- Extract -
Matthew 13:24-30, 36-43
He put before them another parable: “The kingdom of heaven may be compared to someone who sowed good seed in his field; but while everybody was asleep, an enemy came and sowed weeds among the wheat, and then went away. So when the plants came up and bore grain, then the weeds appeared as well. And the slaves of the householder came and said to him, ‘Master, did you not sow good seed in your field? Where, then, did these weeds come from?’ He answered, ‘An enemy has done this.’ The slaves said to him, ‘Then do you want us to go and gather them?’ But he replied, ‘No; for in gathering the weeds you would uproot the wheat along with them. Let both of them grow together until the harvest; and at harvest time I will tell the reapers, Collect the weeds first and bind them in bundles to be burned, but gather the wheat into my barn.’” Then he left the crowds and went into the house. And his disciples approached him, saying, “Explain to us the parable of the weeds of the field.” He answered, “The one who sows the good seed is the Son of Man; the field is the world, and the good seed are the children of the kingdom; the weeds are the children of the evil one, and the enemy who sowed them is the devil; the harvest is the end of the age, and the reapers are angels. Just as the weeds are collected and burned up with fire, so will it be at the end of the age. The Son of Man will send his angels, and they will collect out of his kingdom all causes of sin and all evildoers, and they will throw them into the furnace of fire, where there will be weeping and gnashing of teeth. Then the righteous will shine like the sun in the kingdom of their Father. Let anyone with ears listen!

- Entries supplied -
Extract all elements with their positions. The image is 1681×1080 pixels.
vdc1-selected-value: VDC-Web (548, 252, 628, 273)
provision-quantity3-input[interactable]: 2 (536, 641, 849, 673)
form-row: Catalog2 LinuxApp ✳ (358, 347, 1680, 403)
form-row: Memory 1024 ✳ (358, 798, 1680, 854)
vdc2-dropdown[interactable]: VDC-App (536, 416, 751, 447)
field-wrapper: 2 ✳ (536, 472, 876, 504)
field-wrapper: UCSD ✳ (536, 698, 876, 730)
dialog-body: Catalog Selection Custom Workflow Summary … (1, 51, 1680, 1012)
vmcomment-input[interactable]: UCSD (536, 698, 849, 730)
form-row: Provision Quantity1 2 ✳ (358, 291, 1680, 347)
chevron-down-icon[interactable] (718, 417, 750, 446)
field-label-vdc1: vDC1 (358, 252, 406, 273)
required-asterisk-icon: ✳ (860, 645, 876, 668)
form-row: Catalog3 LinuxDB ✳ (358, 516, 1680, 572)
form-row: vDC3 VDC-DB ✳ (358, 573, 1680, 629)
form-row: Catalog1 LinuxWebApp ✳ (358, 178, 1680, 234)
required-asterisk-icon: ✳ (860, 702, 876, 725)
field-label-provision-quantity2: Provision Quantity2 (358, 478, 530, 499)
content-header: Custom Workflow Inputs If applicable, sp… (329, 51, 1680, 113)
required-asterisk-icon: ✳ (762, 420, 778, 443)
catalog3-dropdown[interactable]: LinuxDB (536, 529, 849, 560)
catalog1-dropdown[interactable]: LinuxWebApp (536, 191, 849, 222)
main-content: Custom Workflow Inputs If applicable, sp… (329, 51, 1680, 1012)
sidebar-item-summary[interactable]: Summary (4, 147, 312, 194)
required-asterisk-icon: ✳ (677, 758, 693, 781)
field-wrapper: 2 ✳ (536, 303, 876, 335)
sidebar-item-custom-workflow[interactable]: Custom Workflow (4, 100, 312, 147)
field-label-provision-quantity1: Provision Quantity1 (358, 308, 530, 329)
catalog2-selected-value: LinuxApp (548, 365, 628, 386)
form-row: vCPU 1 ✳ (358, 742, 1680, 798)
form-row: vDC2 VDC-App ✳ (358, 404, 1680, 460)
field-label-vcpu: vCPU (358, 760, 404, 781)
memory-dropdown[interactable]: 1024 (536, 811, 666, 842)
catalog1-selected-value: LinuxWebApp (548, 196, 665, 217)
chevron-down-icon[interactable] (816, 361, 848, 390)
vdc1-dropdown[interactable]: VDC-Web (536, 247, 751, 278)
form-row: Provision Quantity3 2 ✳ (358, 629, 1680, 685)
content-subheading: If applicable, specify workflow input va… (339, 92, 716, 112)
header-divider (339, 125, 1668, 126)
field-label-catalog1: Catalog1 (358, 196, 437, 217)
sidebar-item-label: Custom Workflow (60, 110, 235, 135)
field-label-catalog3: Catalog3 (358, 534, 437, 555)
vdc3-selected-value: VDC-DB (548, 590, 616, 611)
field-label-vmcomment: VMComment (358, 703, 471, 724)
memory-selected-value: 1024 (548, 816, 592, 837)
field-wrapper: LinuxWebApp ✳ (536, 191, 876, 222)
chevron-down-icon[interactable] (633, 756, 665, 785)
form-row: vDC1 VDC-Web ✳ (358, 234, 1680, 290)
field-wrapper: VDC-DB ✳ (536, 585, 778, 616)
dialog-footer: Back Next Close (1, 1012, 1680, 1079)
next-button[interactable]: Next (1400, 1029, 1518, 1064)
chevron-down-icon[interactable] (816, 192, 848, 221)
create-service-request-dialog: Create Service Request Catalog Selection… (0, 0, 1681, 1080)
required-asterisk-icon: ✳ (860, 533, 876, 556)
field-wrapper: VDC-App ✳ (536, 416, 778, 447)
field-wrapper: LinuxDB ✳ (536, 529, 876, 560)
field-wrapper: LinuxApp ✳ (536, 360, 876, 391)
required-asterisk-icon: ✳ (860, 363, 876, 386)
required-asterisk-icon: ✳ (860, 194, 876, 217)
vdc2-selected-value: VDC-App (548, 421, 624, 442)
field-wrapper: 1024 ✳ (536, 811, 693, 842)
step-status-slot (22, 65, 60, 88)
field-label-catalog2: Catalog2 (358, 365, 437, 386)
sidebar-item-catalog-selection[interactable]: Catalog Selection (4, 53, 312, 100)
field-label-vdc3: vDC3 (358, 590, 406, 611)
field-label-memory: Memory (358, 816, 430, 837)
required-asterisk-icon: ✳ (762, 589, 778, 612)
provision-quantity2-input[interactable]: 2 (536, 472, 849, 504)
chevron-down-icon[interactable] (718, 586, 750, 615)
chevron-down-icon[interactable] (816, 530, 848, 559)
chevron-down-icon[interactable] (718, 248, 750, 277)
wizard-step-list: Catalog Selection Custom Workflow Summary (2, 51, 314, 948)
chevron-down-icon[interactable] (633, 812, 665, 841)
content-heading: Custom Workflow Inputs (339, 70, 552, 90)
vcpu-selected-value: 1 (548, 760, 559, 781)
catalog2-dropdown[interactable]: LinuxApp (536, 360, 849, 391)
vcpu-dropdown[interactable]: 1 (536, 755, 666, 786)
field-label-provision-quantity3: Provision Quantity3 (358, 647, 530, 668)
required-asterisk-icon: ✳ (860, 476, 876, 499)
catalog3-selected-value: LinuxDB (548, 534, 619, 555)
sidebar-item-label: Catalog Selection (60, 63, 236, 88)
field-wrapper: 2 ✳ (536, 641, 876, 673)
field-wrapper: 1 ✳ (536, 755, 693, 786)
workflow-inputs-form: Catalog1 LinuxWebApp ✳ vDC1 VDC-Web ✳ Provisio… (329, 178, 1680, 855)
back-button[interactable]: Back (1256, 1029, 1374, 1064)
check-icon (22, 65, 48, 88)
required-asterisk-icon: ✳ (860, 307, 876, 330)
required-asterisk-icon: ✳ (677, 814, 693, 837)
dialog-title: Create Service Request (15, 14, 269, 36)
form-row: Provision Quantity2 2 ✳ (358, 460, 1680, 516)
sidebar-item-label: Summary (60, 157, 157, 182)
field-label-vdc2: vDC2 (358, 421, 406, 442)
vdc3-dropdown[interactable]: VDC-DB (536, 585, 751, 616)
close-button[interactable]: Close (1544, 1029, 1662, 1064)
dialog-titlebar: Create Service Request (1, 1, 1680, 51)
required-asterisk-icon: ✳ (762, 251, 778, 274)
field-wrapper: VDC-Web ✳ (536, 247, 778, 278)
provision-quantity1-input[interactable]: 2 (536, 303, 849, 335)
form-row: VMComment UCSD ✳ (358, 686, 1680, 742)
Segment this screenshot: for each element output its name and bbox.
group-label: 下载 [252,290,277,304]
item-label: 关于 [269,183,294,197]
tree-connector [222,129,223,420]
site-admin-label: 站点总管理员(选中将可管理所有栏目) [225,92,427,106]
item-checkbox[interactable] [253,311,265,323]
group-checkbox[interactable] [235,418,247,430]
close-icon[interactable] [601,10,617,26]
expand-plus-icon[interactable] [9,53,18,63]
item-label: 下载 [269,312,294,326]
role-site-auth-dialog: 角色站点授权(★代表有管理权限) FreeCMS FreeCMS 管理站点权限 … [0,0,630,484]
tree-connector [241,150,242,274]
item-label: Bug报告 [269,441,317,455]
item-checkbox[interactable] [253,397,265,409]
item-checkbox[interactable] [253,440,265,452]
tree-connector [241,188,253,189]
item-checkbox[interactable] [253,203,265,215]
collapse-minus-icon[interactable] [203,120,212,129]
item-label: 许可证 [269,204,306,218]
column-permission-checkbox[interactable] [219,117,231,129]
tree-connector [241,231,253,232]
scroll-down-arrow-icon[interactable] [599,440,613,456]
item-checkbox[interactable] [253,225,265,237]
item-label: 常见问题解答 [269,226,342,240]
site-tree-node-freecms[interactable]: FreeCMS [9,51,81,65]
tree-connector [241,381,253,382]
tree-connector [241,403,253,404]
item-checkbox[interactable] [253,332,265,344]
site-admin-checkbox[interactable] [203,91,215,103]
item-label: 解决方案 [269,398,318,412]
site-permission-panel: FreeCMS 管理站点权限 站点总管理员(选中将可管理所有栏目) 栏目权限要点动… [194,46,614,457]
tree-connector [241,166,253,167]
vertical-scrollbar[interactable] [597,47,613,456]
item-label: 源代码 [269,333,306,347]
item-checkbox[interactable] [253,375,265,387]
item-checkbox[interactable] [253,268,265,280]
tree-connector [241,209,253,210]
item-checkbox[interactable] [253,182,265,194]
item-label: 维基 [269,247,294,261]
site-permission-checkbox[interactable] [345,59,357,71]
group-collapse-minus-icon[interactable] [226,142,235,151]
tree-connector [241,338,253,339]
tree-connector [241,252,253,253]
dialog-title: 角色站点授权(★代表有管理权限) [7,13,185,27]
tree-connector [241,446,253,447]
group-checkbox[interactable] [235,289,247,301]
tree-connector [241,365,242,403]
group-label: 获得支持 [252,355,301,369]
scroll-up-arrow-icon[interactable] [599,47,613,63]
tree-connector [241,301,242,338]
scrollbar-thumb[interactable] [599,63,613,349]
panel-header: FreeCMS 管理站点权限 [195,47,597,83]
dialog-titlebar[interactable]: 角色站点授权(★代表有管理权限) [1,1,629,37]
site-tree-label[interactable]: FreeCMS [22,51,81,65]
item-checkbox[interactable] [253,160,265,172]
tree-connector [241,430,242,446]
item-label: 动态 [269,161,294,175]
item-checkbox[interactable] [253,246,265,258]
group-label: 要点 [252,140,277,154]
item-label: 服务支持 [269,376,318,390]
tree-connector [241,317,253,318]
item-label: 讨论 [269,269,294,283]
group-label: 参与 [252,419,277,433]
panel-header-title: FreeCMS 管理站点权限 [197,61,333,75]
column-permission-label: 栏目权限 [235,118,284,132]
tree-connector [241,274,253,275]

- Work instruction 1 -
In the parable passage, what does the field stand for in the explanation given to the disciples?
- Work instruction 2 -
Please write the next part of the parable passage, picking up after its final sentence.

- Expected output 1 -
The field is the world.

- Expected output 2 -
Food for Thought:
The Parable of the Sower is one of the parables of Jesus that is found in the Synoptic Gospels: Matthew, Mark and Luke. In this story, a sower dropped seed on the path, on rocky ground, and among thorns, and the seed was lost; but when seed fell on good earth, it grew, yielding thirty, sixty, and a hundredfold. The guiding image when I read this passage of Scripture is that the spiritual life or a connection to God takes work. All too often we don’t spend the time we need to cultivate the relationships in our lives, whether that is a relationship with God or another person. In this passage, we are reminded of the importance of taking time to nurture our souls. Being patient and not hurrying through our relationship with God: praying, reading Scripture, giving alms to the poor, and visiting those who are sick, are just a few examples of things that we can do to cultivate our spiritual life. Today, I encourage you to do one thing to nurture your soul.
Faithful God, you care for us with compassion and firmness, urging us to grow in love for you and for one another. Through Christ, may we hear more deeply your call to be rooted in your way. Amen.